ISTRUZIONI DA SEGUIRE: Prosegui il testo sullo sciopero dei lavoratori statunitensi dei fast food, ripartendo subito dopo la sua ultima frase.

BLOCCO DI TESTO:
-- -- --

I lavoratori statunitensi dei fast food stanno preparando il più grande sciopero nazionale, nel loro settore, per la prossima settimana. L’obiettivo è quello di portare la battaglia per l’aumento a 15 dollari all’ora del salario minimo nella campagna elettorale presidenziale.
Il movimento ‘Fight for $15’ sta organizzando uno sciopero per martedì, che dovrebbe riguardare i fast food di 270 città, un numero mai raggiunto da quando la protesta è iniziata, tre anni fa.
I lavoratori dei fast food in sciopero e altri lavoratori a basso salario si ritroveranno davanti ai municipi per dare inizio a una campagna per spingere a votare, alle prossime elezioni, per candidati locali, statali e nazionali che sostengono l’aumento a 15 dollari. I candidati democratici alla Casa Bianca sostengono l’aumento a 12-15 dollari del salario minimo, mentre la maggior parte dei repubblicani è contraria ad alzare il salario minimo federale, attualmente fissato a 7,25 dollari all’ora, perché danneggerebbe l’occupazione.

-- -- --

DATI ESTRATTI:
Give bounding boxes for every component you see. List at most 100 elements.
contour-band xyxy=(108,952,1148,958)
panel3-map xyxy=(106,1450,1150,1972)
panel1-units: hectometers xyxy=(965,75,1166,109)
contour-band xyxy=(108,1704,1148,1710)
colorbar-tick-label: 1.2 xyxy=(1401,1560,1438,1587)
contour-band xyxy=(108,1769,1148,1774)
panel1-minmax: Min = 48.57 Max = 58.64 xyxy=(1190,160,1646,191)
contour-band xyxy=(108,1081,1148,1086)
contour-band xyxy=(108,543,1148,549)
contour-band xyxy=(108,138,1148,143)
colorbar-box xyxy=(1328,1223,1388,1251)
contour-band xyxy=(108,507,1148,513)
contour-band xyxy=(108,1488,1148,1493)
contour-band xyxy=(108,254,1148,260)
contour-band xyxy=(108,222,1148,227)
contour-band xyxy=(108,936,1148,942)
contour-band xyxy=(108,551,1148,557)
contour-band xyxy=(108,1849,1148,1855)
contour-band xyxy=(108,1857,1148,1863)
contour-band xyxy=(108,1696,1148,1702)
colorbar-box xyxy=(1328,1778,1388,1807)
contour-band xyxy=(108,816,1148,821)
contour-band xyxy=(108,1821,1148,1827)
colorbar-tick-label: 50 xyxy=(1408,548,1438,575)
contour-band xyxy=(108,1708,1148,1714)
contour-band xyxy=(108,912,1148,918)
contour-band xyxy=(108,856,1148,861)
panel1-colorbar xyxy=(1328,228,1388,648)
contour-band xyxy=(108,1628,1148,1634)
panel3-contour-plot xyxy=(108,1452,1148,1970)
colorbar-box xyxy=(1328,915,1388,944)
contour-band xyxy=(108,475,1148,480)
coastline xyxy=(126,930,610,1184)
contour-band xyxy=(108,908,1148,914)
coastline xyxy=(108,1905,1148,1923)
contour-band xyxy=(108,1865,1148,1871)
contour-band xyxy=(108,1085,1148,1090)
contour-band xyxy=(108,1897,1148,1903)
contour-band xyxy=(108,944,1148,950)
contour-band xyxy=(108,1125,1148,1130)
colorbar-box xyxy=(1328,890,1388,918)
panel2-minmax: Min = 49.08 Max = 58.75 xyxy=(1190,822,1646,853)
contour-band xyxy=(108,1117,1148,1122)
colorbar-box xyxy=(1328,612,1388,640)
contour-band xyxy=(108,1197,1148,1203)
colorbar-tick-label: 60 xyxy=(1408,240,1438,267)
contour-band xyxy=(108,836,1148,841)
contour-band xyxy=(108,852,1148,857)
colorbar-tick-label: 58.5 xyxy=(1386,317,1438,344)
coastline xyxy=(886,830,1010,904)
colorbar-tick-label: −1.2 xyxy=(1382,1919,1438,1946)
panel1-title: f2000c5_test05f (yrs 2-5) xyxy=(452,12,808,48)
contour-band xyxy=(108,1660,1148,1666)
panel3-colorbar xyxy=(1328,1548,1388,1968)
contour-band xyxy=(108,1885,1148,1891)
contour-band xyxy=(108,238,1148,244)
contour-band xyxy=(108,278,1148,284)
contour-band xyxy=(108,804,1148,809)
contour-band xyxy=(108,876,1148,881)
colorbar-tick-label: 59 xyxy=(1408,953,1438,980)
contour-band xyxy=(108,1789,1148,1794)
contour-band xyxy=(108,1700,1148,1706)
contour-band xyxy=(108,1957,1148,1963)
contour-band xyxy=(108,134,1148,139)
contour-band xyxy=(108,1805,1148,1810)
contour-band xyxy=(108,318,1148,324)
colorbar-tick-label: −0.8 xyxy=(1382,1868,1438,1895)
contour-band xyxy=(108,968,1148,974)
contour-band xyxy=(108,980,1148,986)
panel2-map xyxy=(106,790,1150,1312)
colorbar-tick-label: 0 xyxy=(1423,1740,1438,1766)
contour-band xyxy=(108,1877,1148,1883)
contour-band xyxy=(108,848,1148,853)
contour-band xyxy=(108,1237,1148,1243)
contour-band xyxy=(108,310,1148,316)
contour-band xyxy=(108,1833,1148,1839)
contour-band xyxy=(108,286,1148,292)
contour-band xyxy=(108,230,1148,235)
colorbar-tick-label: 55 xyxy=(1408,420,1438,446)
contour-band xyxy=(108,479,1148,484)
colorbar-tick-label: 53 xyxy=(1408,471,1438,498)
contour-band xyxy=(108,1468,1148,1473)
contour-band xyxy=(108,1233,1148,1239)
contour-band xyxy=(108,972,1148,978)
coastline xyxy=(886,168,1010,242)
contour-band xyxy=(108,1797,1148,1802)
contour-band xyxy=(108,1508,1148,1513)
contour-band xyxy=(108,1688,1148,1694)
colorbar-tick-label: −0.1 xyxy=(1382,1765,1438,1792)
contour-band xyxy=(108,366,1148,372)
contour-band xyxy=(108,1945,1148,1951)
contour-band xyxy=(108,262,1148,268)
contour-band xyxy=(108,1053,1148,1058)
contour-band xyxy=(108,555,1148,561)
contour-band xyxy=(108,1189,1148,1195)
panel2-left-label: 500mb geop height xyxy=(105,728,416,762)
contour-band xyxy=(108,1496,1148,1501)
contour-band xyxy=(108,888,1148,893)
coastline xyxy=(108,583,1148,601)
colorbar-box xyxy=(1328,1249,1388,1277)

-- -- --

RISPOSTA ALL'ESERCIZIO:
Nel corso dell’anno che divide gli Stati Uniti dal voto, il gruppo spera di mobilitare il maggior numero di persone tra i 64 milioni di lavoratori che guadagnano meno di 15 dollari all’ora.
Il presidente degli Stati Uniti, Barack Obama, ha più volte chiesto al Congresso, inutilmente, di alzare il salario minimo a 10-12 dollari. In molti Stati e città, però, il salario minimo è più alto di quello federale e anche di quello chiesto da Obama: Seattle, per esempio, è stata la prima metropoli a decidere di aumentarlo a 15 dollari all’ora.